What needs to be done:
Pull every line that holds the word "description" from the entries.

Data shown:
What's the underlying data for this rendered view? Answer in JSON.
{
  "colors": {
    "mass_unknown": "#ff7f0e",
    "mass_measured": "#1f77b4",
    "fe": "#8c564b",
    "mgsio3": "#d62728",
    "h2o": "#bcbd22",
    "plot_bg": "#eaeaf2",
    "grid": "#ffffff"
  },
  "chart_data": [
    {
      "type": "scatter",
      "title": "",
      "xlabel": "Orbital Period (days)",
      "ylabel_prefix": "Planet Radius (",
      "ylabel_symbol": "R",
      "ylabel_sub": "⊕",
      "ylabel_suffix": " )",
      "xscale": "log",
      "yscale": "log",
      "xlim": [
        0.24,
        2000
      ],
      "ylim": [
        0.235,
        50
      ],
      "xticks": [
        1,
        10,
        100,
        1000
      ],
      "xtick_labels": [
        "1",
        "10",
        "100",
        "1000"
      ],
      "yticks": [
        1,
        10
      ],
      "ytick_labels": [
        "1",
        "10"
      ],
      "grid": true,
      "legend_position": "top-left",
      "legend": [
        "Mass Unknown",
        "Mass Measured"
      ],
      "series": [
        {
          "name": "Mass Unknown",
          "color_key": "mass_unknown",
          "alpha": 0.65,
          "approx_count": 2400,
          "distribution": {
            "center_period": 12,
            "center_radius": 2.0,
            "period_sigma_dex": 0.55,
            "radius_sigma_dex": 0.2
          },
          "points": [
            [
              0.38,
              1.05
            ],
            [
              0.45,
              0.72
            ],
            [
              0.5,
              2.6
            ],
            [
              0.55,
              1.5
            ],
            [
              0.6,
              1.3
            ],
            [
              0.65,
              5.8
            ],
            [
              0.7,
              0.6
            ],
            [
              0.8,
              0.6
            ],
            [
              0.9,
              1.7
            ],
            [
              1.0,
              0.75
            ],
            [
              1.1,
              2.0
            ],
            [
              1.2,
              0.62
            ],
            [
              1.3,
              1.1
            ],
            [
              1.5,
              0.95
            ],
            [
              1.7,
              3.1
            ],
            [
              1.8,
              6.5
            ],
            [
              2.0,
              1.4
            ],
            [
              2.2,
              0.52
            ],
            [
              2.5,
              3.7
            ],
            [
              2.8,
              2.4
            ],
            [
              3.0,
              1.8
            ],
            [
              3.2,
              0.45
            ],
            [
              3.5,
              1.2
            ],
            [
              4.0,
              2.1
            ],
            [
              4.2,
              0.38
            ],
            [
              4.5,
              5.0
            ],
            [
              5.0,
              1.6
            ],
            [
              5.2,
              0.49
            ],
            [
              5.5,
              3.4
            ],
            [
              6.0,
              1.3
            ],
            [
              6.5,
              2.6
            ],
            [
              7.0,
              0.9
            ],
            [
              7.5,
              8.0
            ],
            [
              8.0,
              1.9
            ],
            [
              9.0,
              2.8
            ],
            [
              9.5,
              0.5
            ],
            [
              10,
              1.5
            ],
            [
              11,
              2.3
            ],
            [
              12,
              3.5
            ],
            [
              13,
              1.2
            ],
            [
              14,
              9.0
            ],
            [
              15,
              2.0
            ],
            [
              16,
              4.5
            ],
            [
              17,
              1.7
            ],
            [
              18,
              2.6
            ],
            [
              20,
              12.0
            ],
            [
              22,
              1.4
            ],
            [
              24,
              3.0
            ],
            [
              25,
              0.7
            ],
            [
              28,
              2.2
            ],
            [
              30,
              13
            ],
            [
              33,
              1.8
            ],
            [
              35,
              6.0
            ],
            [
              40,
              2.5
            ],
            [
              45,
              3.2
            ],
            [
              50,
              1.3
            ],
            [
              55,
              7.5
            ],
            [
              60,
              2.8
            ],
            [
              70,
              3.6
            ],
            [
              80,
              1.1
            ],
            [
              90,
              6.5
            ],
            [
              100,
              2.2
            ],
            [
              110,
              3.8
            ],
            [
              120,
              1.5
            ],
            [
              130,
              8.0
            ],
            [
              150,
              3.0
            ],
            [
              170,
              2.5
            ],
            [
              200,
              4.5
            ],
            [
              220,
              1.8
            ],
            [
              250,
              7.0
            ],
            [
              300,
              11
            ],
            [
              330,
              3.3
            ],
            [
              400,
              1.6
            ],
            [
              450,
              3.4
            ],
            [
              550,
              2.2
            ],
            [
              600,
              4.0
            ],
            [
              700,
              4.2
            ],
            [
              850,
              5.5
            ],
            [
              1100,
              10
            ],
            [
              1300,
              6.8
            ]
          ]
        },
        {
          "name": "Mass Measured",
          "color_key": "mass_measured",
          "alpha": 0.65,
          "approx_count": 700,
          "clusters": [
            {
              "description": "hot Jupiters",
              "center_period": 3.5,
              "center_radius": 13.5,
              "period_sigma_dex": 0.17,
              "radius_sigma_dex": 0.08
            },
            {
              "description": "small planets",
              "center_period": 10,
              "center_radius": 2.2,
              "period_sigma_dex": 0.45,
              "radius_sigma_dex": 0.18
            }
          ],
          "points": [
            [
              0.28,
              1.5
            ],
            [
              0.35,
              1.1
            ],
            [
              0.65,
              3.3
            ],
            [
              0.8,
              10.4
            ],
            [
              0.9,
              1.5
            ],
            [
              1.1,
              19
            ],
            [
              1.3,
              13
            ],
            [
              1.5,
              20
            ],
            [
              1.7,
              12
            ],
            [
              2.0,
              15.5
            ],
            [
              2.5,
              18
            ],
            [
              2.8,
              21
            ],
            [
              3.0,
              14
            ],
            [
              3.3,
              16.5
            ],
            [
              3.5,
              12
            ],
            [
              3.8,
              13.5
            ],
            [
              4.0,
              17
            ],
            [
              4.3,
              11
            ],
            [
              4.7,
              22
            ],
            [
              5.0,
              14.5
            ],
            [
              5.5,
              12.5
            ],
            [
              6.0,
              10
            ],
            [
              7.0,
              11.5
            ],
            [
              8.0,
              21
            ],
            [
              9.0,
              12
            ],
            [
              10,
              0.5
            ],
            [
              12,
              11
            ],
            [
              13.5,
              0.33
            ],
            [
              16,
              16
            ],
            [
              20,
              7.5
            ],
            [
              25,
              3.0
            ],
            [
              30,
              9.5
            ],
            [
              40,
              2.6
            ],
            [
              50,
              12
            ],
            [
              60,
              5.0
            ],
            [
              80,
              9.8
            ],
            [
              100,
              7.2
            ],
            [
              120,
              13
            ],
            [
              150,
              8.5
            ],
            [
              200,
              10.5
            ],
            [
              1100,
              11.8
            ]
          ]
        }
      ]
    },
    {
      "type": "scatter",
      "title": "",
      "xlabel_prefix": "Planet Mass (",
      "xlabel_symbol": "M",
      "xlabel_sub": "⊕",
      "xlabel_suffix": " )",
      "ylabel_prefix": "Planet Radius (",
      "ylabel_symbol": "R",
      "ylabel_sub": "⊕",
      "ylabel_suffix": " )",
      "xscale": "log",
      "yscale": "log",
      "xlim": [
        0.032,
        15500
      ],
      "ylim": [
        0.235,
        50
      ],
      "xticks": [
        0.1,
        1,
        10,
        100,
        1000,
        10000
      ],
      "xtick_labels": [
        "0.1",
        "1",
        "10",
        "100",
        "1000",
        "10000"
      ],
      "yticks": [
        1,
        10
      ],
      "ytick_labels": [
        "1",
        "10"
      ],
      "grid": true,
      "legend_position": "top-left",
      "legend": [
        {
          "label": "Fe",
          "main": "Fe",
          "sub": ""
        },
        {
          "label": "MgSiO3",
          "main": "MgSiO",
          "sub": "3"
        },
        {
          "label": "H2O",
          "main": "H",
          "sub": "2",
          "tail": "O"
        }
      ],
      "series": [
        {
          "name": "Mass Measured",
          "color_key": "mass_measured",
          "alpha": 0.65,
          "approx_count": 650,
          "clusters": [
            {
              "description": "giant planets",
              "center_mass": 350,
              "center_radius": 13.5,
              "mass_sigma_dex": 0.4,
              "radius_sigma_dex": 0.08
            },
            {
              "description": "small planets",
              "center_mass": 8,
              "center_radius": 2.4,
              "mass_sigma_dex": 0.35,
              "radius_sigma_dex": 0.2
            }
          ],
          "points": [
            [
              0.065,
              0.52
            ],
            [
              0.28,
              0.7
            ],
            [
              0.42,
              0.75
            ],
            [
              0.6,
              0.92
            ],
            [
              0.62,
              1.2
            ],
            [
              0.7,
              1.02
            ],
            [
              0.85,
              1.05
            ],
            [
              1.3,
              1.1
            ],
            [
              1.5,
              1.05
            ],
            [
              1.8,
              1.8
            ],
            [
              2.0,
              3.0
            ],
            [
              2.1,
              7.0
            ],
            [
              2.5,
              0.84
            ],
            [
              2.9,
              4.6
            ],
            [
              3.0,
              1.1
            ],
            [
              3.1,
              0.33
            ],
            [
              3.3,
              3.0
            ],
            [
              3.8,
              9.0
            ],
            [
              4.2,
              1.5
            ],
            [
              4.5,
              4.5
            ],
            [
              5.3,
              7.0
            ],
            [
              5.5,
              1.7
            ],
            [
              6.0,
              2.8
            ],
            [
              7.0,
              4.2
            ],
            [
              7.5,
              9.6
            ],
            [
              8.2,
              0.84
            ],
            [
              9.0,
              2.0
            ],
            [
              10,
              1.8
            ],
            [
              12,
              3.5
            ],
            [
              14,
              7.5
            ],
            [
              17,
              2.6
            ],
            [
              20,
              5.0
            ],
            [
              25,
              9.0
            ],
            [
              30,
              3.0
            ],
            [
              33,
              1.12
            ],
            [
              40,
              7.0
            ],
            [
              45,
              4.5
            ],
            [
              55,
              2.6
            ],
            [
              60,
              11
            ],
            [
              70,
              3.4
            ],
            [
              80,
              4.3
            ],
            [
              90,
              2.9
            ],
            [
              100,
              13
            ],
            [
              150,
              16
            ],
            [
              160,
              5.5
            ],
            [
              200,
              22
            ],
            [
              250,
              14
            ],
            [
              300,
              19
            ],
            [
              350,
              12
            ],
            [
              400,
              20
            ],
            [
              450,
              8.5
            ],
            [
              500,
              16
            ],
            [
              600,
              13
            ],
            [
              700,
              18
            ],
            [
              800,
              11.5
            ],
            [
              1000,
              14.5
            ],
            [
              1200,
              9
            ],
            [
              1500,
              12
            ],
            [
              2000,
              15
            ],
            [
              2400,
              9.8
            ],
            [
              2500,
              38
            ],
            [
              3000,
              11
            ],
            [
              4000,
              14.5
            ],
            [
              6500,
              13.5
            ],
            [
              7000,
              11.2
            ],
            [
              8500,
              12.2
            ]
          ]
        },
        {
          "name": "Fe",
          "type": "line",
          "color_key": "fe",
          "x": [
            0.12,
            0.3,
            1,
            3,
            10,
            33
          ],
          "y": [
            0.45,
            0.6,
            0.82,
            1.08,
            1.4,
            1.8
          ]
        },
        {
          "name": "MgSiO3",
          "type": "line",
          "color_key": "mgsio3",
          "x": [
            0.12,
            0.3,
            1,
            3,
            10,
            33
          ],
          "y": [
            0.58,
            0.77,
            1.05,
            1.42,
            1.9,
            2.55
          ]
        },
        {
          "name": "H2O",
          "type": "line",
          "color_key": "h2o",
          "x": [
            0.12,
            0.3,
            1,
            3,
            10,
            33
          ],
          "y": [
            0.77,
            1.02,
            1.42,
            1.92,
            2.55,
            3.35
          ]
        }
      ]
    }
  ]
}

Reply:
              "description": "hot Jupiters",
              "description": "small planets",
              "description": "giant planets",
              "description": "small planets",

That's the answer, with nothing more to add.